(THE EXERCISE) Can you repeat the entries verbatim, starting at the line that contains "x-tick-label: 19:00 bbox=[4, 1078, 53, 1098]" and ending at the line that contains "candle-body bbox=[518, 541, 533, 607]"?

%%

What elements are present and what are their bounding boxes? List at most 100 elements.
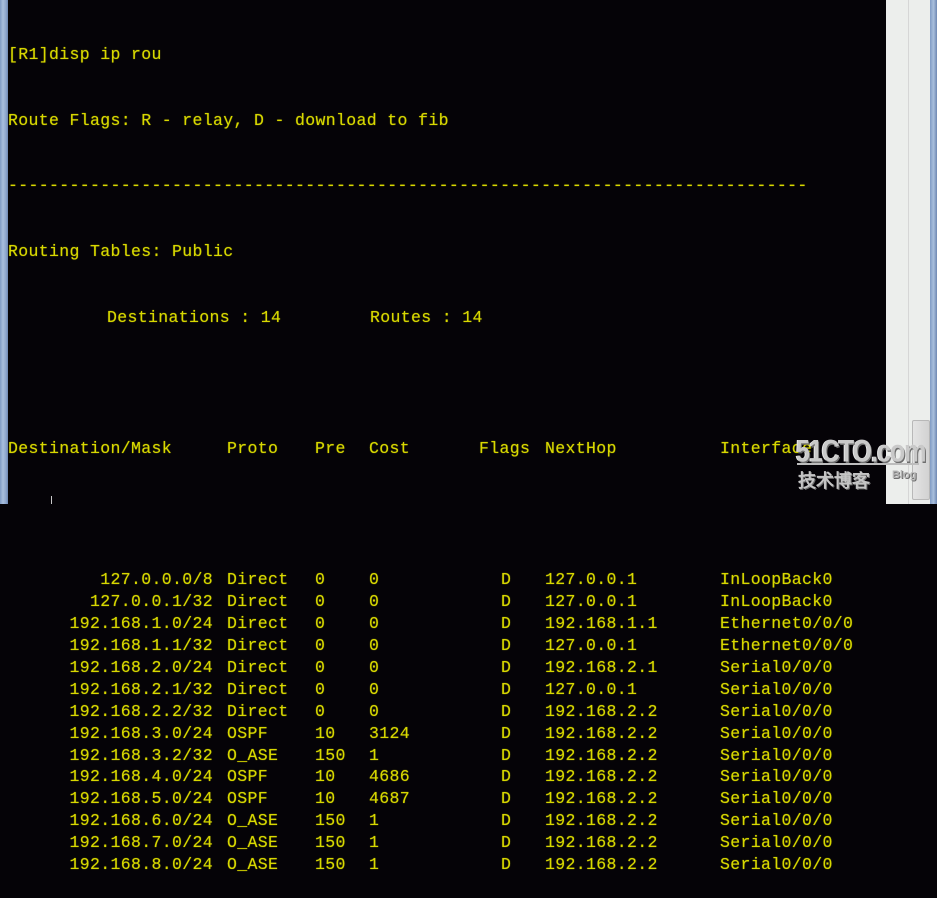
route-flags: D	[501, 658, 512, 677]
route-cost: 4687	[369, 789, 411, 809]
flags-legend-line: Route Flags: R - relay, D - download to …	[8, 110, 886, 132]
route-proto: O_ASE	[227, 811, 279, 831]
route-interface: Serial0/0/0	[720, 745, 833, 765]
routing-table-title: Routing Tables: Public	[8, 241, 234, 261]
route-cost: 0	[369, 658, 380, 677]
summary-line: Destinations : 14 Routes : 14	[8, 307, 886, 329]
route-row: 192.168.2.0/24 Direct 0 0 D 192.168.2.1 Serial…	[8, 657, 886, 679]
route-row: 192.168.5.0/24 OSPF 10 4687 D 192.168.2.2 Seri…	[8, 788, 886, 810]
command-text: [R1]disp ip rou	[8, 44, 162, 64]
window-left-border	[0, 0, 8, 504]
column-header-row: Destination/Mask Proto Pre Cost Flags Ne…	[8, 438, 886, 460]
route-proto: Direct	[227, 658, 289, 677]
route-row: 192.168.3.0/24 OSPF 10 3124 D 192.168.2.2 Seri…	[8, 723, 886, 745]
route-row: 192.168.4.0/24 OSPF 10 4686 D 192.168.2.2 Seri…	[8, 766, 886, 788]
route-row: 192.168.8.0/24 O_ASE 150 1 D 192.168.2.2 Seria…	[8, 854, 886, 876]
route-nexthop: 192.168.2.2	[545, 701, 658, 721]
route-destination: 192.168.1.0/24	[69, 614, 213, 634]
route-preference: 0	[315, 636, 326, 656]
route-proto: O_ASE	[227, 855, 279, 875]
route-row: 192.168.3.2/32 O_ASE 150 1 D 192.168.2.2 Seria…	[8, 745, 886, 767]
route-row: 192.168.6.0/24 O_ASE 150 1 D 192.168.2.2 Seria…	[8, 810, 886, 832]
route-interface: Serial0/0/0	[720, 789, 833, 809]
route-destination: 192.168.3.2/32	[69, 745, 213, 765]
scrollbar-thumb[interactable]	[912, 420, 930, 500]
route-row: 127.0.0.0/8 Direct 0 0 D 127.0.0.1 InLoopBack0	[8, 569, 886, 591]
route-flags: D	[501, 701, 512, 721]
route-interface: InLoopBack0	[720, 592, 833, 612]
route-nexthop: 127.0.0.1	[545, 679, 638, 699]
route-preference: 150	[315, 811, 346, 831]
route-proto: OSPF	[227, 767, 269, 787]
route-proto: OSPF	[227, 723, 269, 743]
route-preference: 0	[315, 614, 326, 634]
column-header-nexthop: NextHop	[545, 439, 617, 459]
route-interface: Serial0/0/0	[720, 833, 833, 853]
window-right-border	[930, 0, 937, 504]
route-interface: Serial0/0/0	[720, 767, 833, 787]
route-preference: 150	[315, 855, 346, 875]
route-preference: 150	[315, 745, 346, 765]
vertical-scrollbar[interactable]	[908, 0, 931, 504]
column-header-cost: Cost	[369, 439, 411, 459]
route-destination: 192.168.6.0/24	[69, 811, 213, 831]
route-proto: Direct	[227, 679, 289, 699]
route-flags: D	[501, 723, 512, 743]
route-flags: D	[501, 592, 512, 612]
route-interface: Serial0/0/0	[720, 679, 833, 699]
route-cost: 0	[369, 592, 380, 612]
route-destination: 192.168.2.1/32	[69, 679, 213, 699]
route-flags: D	[501, 767, 512, 787]
route-destination: 192.168.5.0/24	[69, 789, 213, 809]
column-header-interface: Interface	[720, 439, 813, 459]
route-flags: D	[501, 855, 512, 875]
route-proto: Direct	[227, 570, 289, 590]
route-preference: 0	[315, 570, 326, 590]
route-cost: 0	[369, 636, 380, 656]
route-nexthop: 127.0.0.1	[545, 592, 638, 612]
route-row: 192.168.1.1/32 Direct 0 0 D 127.0.0.1 Ethernet…	[8, 635, 886, 657]
route-preference: 0	[315, 701, 326, 721]
route-proto: O_ASE	[227, 833, 279, 853]
route-interface: Serial0/0/0	[720, 855, 833, 875]
route-proto: OSPF	[227, 789, 269, 809]
destinations-count: Destinations : 14	[107, 307, 282, 327]
route-destination: 192.168.2.0/24	[69, 658, 213, 677]
route-proto: Direct	[227, 701, 289, 721]
route-proto: O_ASE	[227, 745, 279, 765]
column-header-flags: Flags	[479, 439, 531, 459]
route-flags: D	[501, 614, 512, 634]
route-nexthop: 127.0.0.1	[545, 636, 638, 656]
route-destination: 192.168.8.0/24	[69, 855, 213, 875]
route-destination: 192.168.4.0/24	[69, 767, 213, 787]
route-nexthop: 192.168.2.2	[545, 767, 658, 787]
route-nexthop: 192.168.2.2	[545, 789, 658, 809]
terminal-output[interactable]: [R1]disp ip rou Route Flags: R - relay, …	[8, 0, 886, 874]
route-destination: 192.168.3.0/24	[69, 723, 213, 743]
route-proto: Direct	[227, 636, 289, 656]
route-interface: Serial0/0/0	[720, 811, 833, 831]
separator-line: ----------------------------------------…	[8, 175, 886, 197]
route-row: 192.168.2.2/32 Direct 0 0 D 192.168.2.2 Serial…	[8, 701, 886, 723]
route-row: 192.168.1.0/24 Direct 0 0 D 192.168.1.1 Ethern…	[8, 613, 886, 635]
window-frame-gap	[886, 0, 908, 504]
route-cost: 0	[369, 679, 380, 699]
route-interface: Ethernet0/0/0	[720, 614, 854, 634]
route-destination: 192.168.2.2/32	[69, 701, 213, 721]
route-nexthop: 192.168.2.2	[545, 811, 658, 831]
route-nexthop: 192.168.2.1	[545, 658, 658, 677]
route-cost: 1	[369, 833, 380, 853]
route-nexthop: 192.168.2.2	[545, 723, 658, 743]
route-nexthop: 192.168.1.1	[545, 614, 658, 634]
route-interface: Ethernet0/0/0	[720, 636, 854, 656]
flags-legend-text: Route Flags: R - relay, D - download to …	[8, 110, 449, 130]
route-preference: 10	[315, 789, 336, 809]
route-preference: 150	[315, 833, 346, 853]
route-preference: 0	[315, 592, 326, 612]
route-row: 127.0.0.1/32 Direct 0 0 D 127.0.0.1 InLoopBack…	[8, 591, 886, 613]
route-interface: Serial0/0/0	[720, 658, 833, 677]
route-preference: 10	[315, 723, 336, 743]
routes-count: Routes : 14	[370, 307, 483, 327]
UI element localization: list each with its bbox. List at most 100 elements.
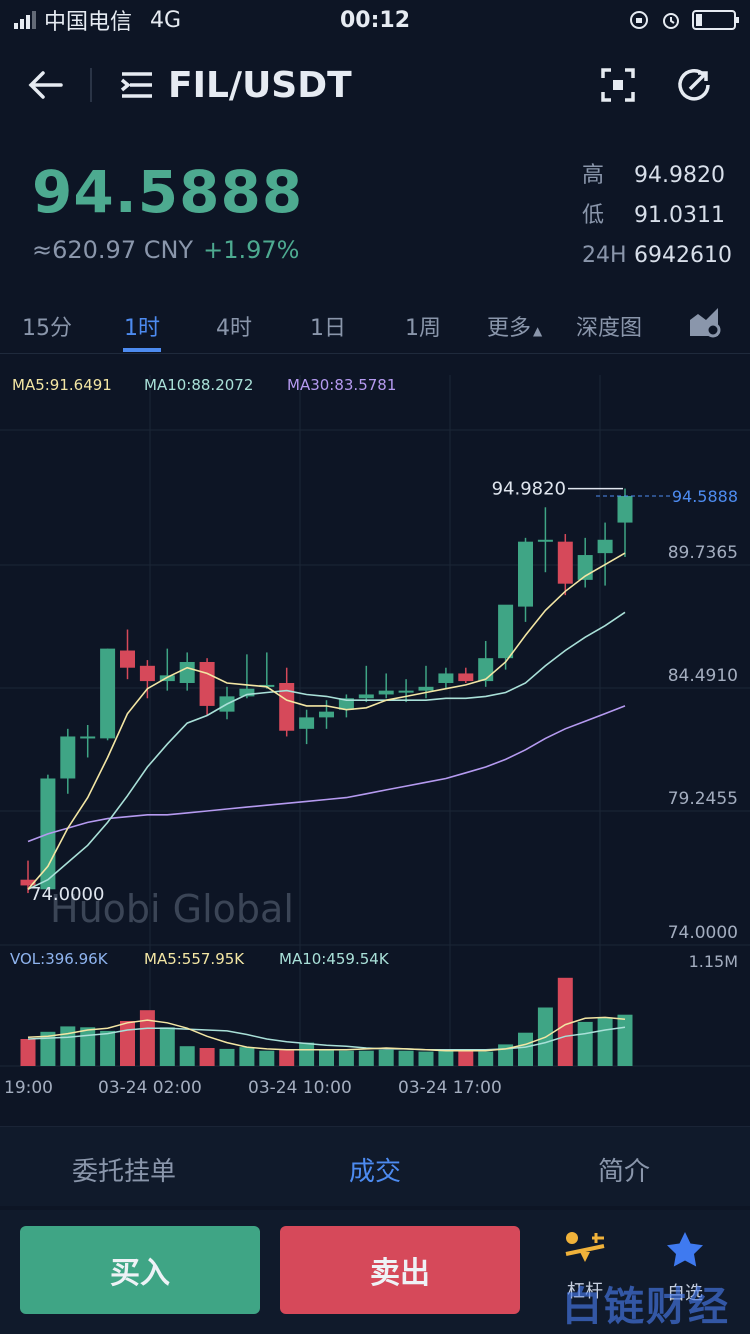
x-tick-label: 19:00 bbox=[4, 1078, 53, 1098]
volume-bar bbox=[458, 1050, 474, 1066]
candle-body bbox=[80, 736, 96, 739]
volume-bar bbox=[259, 1050, 275, 1066]
price-change: +1.97% bbox=[203, 236, 300, 264]
candle-body bbox=[597, 539, 613, 554]
favorite-button[interactable]: 自选 bbox=[640, 1230, 730, 1305]
volume-legend: VOL:396.96K bbox=[10, 950, 109, 968]
volume-bar bbox=[617, 1014, 633, 1066]
tab-1h[interactable]: 1时 bbox=[124, 310, 160, 342]
ma30-legend: MA30:83.5781 bbox=[287, 376, 396, 394]
candle-body bbox=[139, 665, 155, 682]
high-value: 94.9820 bbox=[634, 163, 725, 188]
volume-bar bbox=[378, 1049, 394, 1066]
min-price-label: 74.0000 bbox=[30, 884, 104, 905]
tab-4h[interactable]: 4时 bbox=[216, 310, 252, 342]
period-tabs: 15分 1时 4时 1日 1周 更多 ▲ 深度图 bbox=[0, 300, 750, 354]
back-button[interactable] bbox=[0, 68, 92, 102]
max-price-label: 94.9820 bbox=[492, 479, 566, 500]
leverage-icon bbox=[565, 1232, 605, 1262]
fullscreen-button[interactable] bbox=[598, 65, 638, 105]
pair-title: FIL/USDT bbox=[168, 64, 352, 106]
volume-bar bbox=[219, 1048, 235, 1066]
tab-depth[interactable]: 深度图 bbox=[576, 310, 642, 342]
tab-1d[interactable]: 1日 bbox=[310, 310, 346, 342]
volume-bar bbox=[199, 1048, 215, 1066]
candle-body bbox=[518, 541, 533, 607]
volume-bar bbox=[338, 1050, 354, 1066]
volume-bar bbox=[518, 1032, 533, 1066]
carrier: 中国电信 bbox=[44, 10, 133, 35]
detail-tabs: 委托挂单 成交 简介 bbox=[0, 1126, 750, 1206]
sell-button[interactable]: 卖出 bbox=[280, 1226, 520, 1314]
candle-body bbox=[418, 686, 434, 691]
y-tick-label: 74.0000 bbox=[668, 923, 738, 943]
share-icon bbox=[678, 69, 710, 101]
kline-chart[interactable]: Huobi Global MA5:91.6491 MA10:88.2072 MA30… bbox=[0, 355, 750, 1125]
candle-body bbox=[398, 690, 414, 693]
volume-bar bbox=[597, 1017, 613, 1066]
tab-orders[interactable]: 委托挂单 bbox=[72, 1151, 176, 1188]
candle-body bbox=[438, 673, 454, 683]
candle-body bbox=[617, 496, 633, 523]
network-type: 4G bbox=[150, 7, 182, 33]
fullscreen-icon bbox=[601, 68, 635, 102]
candle-body bbox=[60, 736, 76, 779]
chart-canvas: Huobi Global MA5:91.6491 MA10:88.2072 MA30… bbox=[0, 375, 750, 1098]
favorite-label: 自选 bbox=[667, 1283, 703, 1304]
volume-bar bbox=[557, 977, 573, 1066]
volume-bar bbox=[159, 1027, 175, 1066]
ma10-legend: MA10:88.2072 bbox=[144, 376, 253, 394]
candle-body bbox=[498, 604, 514, 659]
volume-bar bbox=[179, 1046, 195, 1066]
volume-ma10-line bbox=[27, 1026, 626, 1051]
alarm-icon bbox=[663, 13, 679, 29]
candle-body bbox=[378, 690, 394, 695]
candle-body bbox=[557, 541, 573, 584]
volume-bar bbox=[239, 1047, 255, 1066]
battery-icon bbox=[692, 10, 739, 30]
y-tick-label: 89.7365 bbox=[668, 543, 738, 563]
last-price: 94.5888 bbox=[32, 158, 304, 226]
back-arrow-icon bbox=[28, 71, 63, 99]
tab-1w[interactable]: 1周 bbox=[405, 310, 441, 342]
volume-bar bbox=[20, 1039, 36, 1066]
tab-intro[interactable]: 简介 bbox=[598, 1151, 650, 1188]
cny-price: ≈620.97 CNY bbox=[32, 236, 194, 264]
pair-selector[interactable]: FIL/USDT bbox=[120, 65, 352, 106]
active-tab-indicator bbox=[123, 348, 161, 352]
share-button[interactable] bbox=[674, 65, 714, 105]
status-bar: 中国电信 4G 00:12 bbox=[0, 0, 750, 40]
ticker-stats: 高 94.9820 低 91.0311 24H 6942610 bbox=[582, 156, 742, 276]
volume-bar bbox=[120, 1021, 135, 1066]
candle-body bbox=[537, 539, 553, 542]
volume-label: 24H bbox=[582, 243, 627, 268]
candle-body bbox=[319, 711, 334, 718]
tab-trades[interactable]: 成交 bbox=[349, 1151, 401, 1188]
low-value: 91.0311 bbox=[634, 203, 725, 228]
volume-bar bbox=[358, 1050, 374, 1066]
nav-bar: FIL/USDT bbox=[0, 50, 750, 120]
volume-bar bbox=[319, 1049, 334, 1066]
ma10-line bbox=[27, 611, 626, 891]
candle-body bbox=[458, 673, 474, 682]
chart-settings-button[interactable] bbox=[688, 306, 722, 344]
low-label: 低 bbox=[582, 203, 605, 228]
volume-bar bbox=[100, 1030, 116, 1066]
candle-body bbox=[478, 658, 494, 682]
dropdown-icon: ▲ bbox=[533, 324, 543, 338]
candle-body bbox=[120, 650, 135, 668]
tab-15min[interactable]: 15分 bbox=[22, 310, 72, 342]
candle-body bbox=[199, 661, 215, 706]
buy-button[interactable]: 买入 bbox=[20, 1226, 260, 1314]
high-label: 高 bbox=[582, 163, 605, 188]
volume-bar bbox=[80, 1027, 96, 1066]
leverage-label: 杠杆 bbox=[567, 1281, 603, 1302]
last-price-label: 94.5888 bbox=[672, 487, 738, 506]
volume-max-label: 1.15M bbox=[689, 952, 738, 971]
menu-icon bbox=[120, 72, 152, 98]
tab-more[interactable]: 更多 ▲ bbox=[487, 310, 542, 342]
volume-bar bbox=[299, 1042, 315, 1066]
leverage-button[interactable]: 杠杆 bbox=[540, 1230, 630, 1303]
volume-ma10-legend: MA10:459.54K bbox=[279, 950, 390, 968]
candle-body bbox=[179, 661, 195, 683]
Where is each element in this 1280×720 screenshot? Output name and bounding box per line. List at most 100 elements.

%%

(WRITTEN REPLY)
x-tick-label: 19:00 bbox=[4, 1078, 53, 1098]
volume-bar bbox=[458, 1050, 474, 1066]
candle-body bbox=[80, 736, 96, 739]
volume-bar bbox=[259, 1050, 275, 1066]
price-change: +1.97% bbox=[203, 236, 300, 264]
candle-body bbox=[597, 539, 613, 554]
favorite-button[interactable]: 自选 bbox=[640, 1230, 730, 1305]
volume-legend: VOL:396.96K bbox=[10, 950, 109, 968]
volume-bar bbox=[617, 1014, 633, 1066]
tab-1h[interactable]: 1时 bbox=[124, 310, 160, 342]
ma30-legend: MA30:83.5781 bbox=[287, 376, 396, 394]
candle-body bbox=[139, 665, 155, 682]
high-value: 94.9820 bbox=[634, 163, 725, 188]
volume-bar bbox=[378, 1049, 394, 1066]
min-price-label: 74.0000 bbox=[30, 884, 104, 905]
tab-4h[interactable]: 4时 bbox=[216, 310, 252, 342]
period-tabs: 15分 1时 4时 1日 1周 更多 ▲ 深度图 bbox=[0, 300, 750, 354]
back-button[interactable] bbox=[0, 68, 92, 102]
max-price-label: 94.9820 bbox=[492, 479, 566, 500]
leverage-icon bbox=[565, 1232, 605, 1262]
fullscreen-button[interactable] bbox=[598, 65, 638, 105]
pair-title: FIL/USDT bbox=[168, 64, 352, 106]
volume-bar bbox=[219, 1048, 235, 1066]
tab-depth[interactable]: 深度图 bbox=[576, 310, 642, 342]
tab-1d[interactable]: 1日 bbox=[310, 310, 346, 342]
volume-bar bbox=[199, 1048, 215, 1066]
candle-body bbox=[518, 541, 533, 607]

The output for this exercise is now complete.